### TASK PROMPT
Begin with the line that contains "What data populates" and transcribe each line after it, up to and including the last line of the listing below.

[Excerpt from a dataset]
- - - -

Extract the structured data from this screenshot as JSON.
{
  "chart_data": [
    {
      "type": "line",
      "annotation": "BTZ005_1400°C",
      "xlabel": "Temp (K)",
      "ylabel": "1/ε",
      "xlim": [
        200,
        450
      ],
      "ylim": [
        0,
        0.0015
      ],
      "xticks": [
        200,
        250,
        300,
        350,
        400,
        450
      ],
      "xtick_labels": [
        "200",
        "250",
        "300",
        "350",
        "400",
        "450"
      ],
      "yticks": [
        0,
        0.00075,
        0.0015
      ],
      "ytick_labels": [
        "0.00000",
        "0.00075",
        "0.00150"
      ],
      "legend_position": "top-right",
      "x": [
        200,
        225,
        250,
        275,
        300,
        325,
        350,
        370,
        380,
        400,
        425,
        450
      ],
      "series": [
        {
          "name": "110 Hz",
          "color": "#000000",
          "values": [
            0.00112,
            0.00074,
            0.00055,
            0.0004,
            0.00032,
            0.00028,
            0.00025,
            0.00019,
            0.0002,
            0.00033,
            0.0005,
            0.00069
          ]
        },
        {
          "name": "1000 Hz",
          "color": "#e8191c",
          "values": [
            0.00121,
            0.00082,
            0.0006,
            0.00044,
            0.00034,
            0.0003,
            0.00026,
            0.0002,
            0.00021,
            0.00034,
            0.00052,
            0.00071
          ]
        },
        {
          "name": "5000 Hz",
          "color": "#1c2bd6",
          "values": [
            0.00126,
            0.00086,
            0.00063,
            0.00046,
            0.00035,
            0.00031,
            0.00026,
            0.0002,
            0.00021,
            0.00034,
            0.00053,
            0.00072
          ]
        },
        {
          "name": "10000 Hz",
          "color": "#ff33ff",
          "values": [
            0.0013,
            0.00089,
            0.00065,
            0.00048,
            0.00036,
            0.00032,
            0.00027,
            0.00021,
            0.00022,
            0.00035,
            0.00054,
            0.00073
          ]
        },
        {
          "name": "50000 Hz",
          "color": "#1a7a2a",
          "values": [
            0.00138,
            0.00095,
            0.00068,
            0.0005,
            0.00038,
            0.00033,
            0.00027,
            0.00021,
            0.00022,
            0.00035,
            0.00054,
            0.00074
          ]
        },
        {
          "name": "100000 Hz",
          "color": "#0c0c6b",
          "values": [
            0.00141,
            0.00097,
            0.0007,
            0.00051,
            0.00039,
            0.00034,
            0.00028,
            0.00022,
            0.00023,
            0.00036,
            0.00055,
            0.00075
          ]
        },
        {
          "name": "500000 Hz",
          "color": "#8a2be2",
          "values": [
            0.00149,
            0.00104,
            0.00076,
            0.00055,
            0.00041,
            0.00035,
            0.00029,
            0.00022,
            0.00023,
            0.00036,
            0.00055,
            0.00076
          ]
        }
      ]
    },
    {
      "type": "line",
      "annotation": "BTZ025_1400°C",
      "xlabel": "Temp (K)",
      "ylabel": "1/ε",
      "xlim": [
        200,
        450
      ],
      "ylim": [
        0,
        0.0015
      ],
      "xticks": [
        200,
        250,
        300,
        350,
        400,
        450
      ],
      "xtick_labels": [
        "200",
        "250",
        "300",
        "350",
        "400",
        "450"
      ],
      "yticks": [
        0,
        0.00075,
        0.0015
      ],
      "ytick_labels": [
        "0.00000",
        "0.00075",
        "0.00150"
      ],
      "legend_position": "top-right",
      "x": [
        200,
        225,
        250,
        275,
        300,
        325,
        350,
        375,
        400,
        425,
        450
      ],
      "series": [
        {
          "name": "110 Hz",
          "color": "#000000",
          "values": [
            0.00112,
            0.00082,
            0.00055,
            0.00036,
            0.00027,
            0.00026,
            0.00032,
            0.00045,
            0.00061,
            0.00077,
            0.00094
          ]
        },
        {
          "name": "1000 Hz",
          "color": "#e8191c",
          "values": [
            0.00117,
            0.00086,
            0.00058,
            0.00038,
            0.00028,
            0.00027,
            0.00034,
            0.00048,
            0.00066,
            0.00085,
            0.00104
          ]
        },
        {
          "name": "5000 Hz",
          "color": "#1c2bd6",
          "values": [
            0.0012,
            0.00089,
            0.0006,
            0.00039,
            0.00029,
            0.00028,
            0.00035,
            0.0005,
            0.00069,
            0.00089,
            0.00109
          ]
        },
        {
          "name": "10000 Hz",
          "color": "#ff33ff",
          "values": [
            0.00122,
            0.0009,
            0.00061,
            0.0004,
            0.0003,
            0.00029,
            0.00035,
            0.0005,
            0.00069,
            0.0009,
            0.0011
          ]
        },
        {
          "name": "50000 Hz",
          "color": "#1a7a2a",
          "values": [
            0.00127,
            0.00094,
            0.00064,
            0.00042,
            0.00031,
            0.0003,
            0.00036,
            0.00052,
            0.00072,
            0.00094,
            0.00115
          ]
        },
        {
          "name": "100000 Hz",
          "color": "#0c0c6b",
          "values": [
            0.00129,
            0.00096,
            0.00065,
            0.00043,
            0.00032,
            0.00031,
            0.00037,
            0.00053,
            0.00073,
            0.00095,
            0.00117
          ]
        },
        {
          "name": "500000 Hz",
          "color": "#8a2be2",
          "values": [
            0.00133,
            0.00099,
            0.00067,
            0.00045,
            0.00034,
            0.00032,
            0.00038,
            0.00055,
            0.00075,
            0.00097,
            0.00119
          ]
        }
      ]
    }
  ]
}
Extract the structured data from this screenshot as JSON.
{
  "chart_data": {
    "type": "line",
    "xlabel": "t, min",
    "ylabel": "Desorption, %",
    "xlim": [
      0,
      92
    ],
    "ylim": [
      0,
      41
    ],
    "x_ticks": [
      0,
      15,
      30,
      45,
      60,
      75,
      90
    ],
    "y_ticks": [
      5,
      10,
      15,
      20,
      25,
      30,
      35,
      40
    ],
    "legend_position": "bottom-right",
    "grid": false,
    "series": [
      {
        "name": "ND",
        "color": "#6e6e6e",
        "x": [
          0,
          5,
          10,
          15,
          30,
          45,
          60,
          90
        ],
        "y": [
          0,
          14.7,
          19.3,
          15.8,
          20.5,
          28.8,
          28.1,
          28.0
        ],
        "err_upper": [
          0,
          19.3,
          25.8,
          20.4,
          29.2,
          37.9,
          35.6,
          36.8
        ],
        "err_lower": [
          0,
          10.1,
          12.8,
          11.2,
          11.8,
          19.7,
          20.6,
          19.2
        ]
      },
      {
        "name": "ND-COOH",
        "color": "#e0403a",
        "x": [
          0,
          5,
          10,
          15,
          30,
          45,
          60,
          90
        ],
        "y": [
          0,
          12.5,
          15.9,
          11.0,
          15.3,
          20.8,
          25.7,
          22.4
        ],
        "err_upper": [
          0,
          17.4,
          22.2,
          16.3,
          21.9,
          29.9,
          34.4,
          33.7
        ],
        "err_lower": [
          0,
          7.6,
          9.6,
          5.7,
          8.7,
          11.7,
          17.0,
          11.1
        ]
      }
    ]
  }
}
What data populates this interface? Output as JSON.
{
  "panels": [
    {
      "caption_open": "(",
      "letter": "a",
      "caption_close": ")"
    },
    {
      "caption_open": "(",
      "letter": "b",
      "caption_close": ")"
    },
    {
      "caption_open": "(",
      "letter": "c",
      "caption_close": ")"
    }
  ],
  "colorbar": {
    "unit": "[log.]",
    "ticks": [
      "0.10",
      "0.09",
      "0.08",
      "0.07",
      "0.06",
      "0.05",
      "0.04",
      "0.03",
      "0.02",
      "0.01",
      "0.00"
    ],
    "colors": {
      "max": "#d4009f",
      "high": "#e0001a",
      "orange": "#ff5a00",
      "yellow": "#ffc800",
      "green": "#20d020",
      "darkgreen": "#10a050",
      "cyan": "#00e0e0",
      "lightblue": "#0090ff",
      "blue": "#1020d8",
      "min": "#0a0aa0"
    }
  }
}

- - - -

### TASK ANSWER
What data populates this interface? Output as JSON.
{
  "panels": [
    {
      "caption_open": "(",
      "letter": "a",
      "caption_close": ")"
    },
    {
      "caption_open": "(",
      "letter": "b",
      "caption_close": ")"
    },
    {
      "caption_open": "(",
      "letter": "c",
      "caption_close": ")"
    }
  ],
  "colorbar": {
    "unit": "[log.]",
    "ticks": [
      "0.10",
      "0.09",
      "0.08",
      "0.07",
      "0.06",
      "0.05",
      "0.04",
      "0.03",
      "0.02",
      "0.01",
      "0.00"
    ],
    "colors": {
      "max": "#d4009f",
      "high": "#e0001a",
      "orange": "#ff5a00",
      "yellow": "#ffc800",
      "green": "#20d020",
      "darkgreen": "#10a050",
      "cyan": "#00e0e0",
      "lightblue": "#0090ff",
      "blue": "#1020d8",
      "min": "#0a0aa0"
    }
  }
}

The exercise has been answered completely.